** start **
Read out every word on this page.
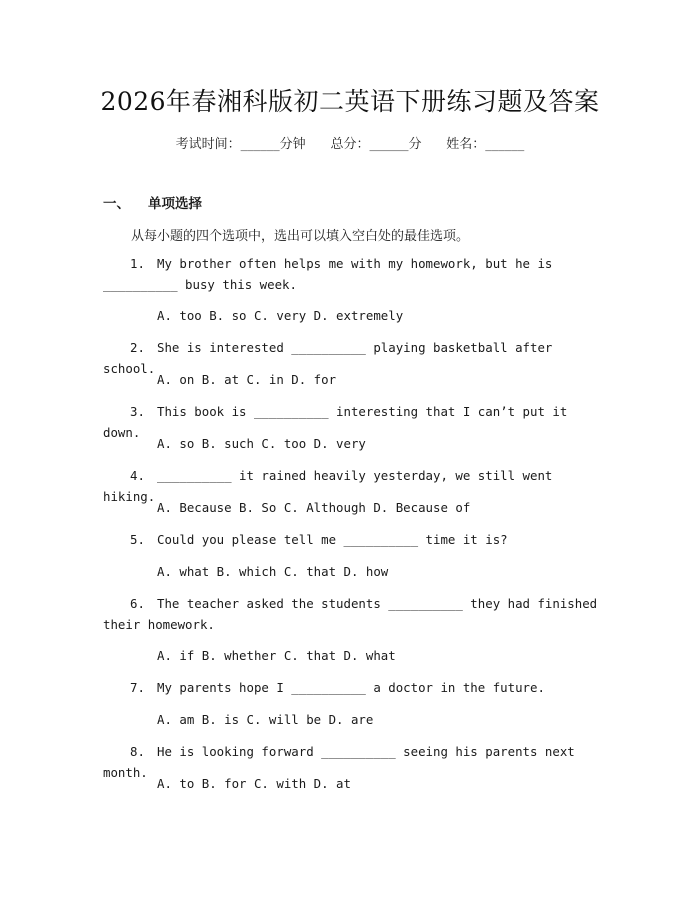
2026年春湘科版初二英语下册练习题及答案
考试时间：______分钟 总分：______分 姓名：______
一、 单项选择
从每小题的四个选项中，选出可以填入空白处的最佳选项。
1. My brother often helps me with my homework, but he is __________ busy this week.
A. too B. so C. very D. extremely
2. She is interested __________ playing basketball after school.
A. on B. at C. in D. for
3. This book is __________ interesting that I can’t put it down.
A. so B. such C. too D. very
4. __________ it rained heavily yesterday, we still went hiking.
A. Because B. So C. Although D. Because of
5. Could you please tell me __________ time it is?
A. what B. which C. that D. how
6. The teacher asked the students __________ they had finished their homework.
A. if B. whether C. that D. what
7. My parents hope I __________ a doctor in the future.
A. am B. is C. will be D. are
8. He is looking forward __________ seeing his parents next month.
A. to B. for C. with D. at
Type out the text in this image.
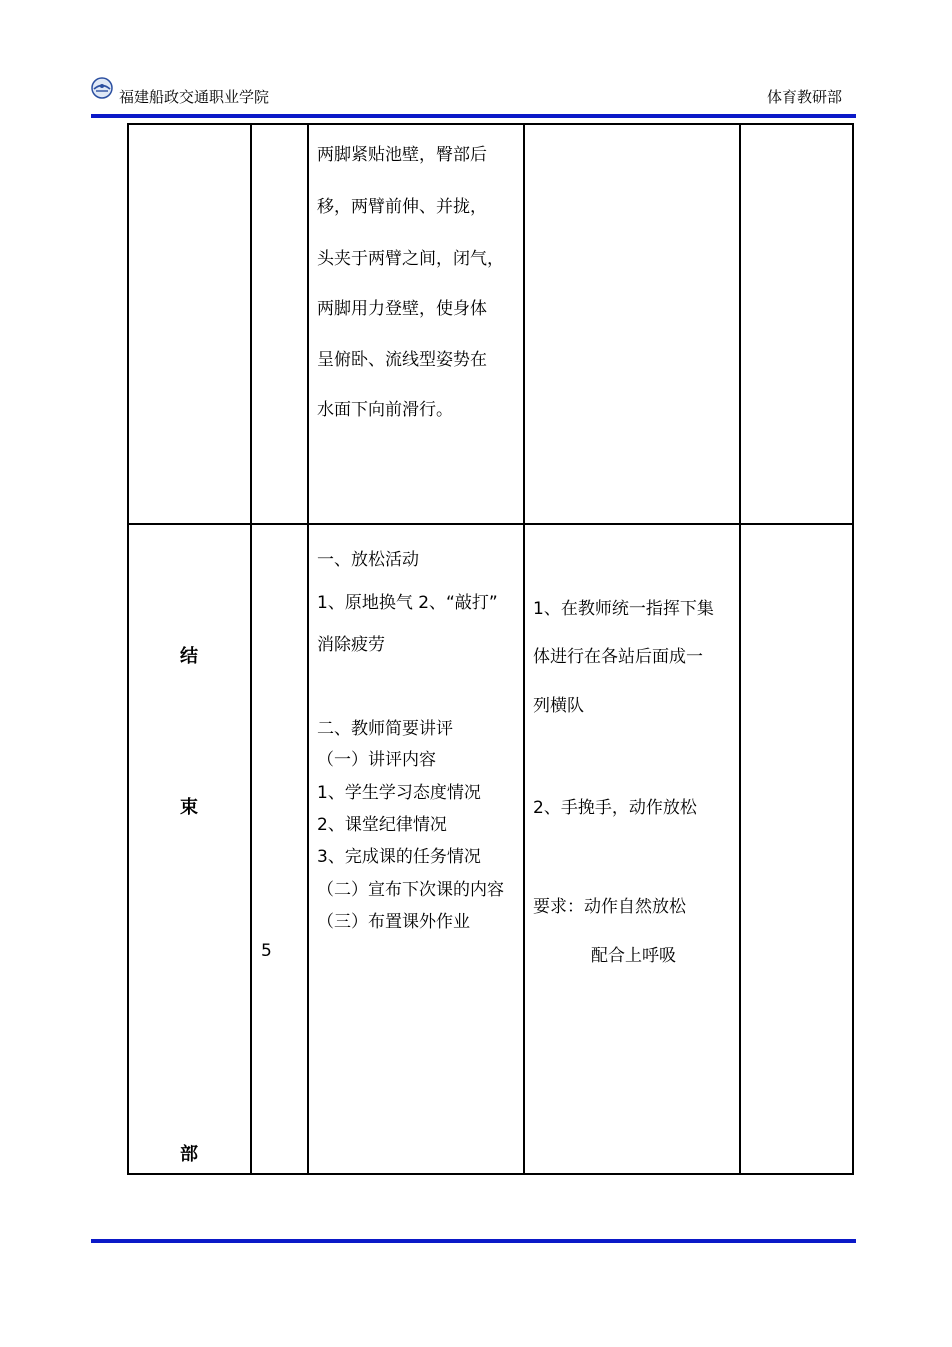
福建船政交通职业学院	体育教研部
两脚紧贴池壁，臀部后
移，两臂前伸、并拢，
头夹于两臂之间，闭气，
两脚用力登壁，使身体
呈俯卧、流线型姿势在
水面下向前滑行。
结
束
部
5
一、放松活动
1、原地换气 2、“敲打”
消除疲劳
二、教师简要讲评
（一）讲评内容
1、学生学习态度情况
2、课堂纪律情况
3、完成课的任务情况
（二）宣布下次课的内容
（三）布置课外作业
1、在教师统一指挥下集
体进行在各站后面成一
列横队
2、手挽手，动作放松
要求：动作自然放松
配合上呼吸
** end **
- [What is expected]:
Copy, exactly and exclusively, the lines beginning with the one that contains "Type out the text in this image." and ending with the last line of the listing; pictures are to be omitted.

- [Written solution]:
Type out the text in this image.
福建船政交通职业学院	体育教研部
两脚紧贴池壁，臀部后
移，两臂前伸、并拢，
头夹于两臂之间，闭气，
两脚用力登壁，使身体
呈俯卧、流线型姿势在
水面下向前滑行。
结
束
部
5
一、放松活动
1、原地换气 2、“敲打”
消除疲劳
二、教师简要讲评
（一）讲评内容
1、学生学习态度情况
2、课堂纪律情况
3、完成课的任务情况
（二）宣布下次课的内容
（三）布置课外作业
1、在教师统一指挥下集
体进行在各站后面成一
列横队
2、手挽手，动作放松
要求：动作自然放松
配合上呼吸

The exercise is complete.